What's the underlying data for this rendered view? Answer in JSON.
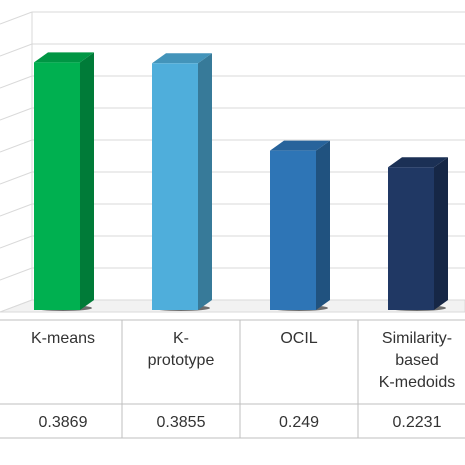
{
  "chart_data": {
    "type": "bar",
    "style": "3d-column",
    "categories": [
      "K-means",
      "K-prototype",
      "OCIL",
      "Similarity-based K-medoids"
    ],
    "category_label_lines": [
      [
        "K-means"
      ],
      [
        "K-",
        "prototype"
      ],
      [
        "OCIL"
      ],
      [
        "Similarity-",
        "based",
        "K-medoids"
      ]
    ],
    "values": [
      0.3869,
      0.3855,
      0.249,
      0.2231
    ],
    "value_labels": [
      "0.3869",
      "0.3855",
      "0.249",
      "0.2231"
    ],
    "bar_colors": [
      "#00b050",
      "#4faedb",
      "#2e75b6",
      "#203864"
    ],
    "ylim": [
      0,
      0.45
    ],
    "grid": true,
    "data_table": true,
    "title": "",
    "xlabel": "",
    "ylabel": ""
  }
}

WORK TO BE COMPLETED >> The data above should be repeated exactly, minus any pictures.

ANSWER TO THE TASK >>
What's the underlying data for this rendered view? Answer in JSON.
{
  "chart_data": {
    "type": "bar",
    "style": "3d-column",
    "categories": [
      "K-means",
      "K-prototype",
      "OCIL",
      "Similarity-based K-medoids"
    ],
    "category_label_lines": [
      [
        "K-means"
      ],
      [
        "K-",
        "prototype"
      ],
      [
        "OCIL"
      ],
      [
        "Similarity-",
        "based",
        "K-medoids"
      ]
    ],
    "values": [
      0.3869,
      0.3855,
      0.249,
      0.2231
    ],
    "value_labels": [
      "0.3869",
      "0.3855",
      "0.249",
      "0.2231"
    ],
    "bar_colors": [
      "#00b050",
      "#4faedb",
      "#2e75b6",
      "#203864"
    ],
    "ylim": [
      0,
      0.45
    ],
    "grid": true,
    "data_table": true,
    "title": "",
    "xlabel": "",
    "ylabel": ""
  }
}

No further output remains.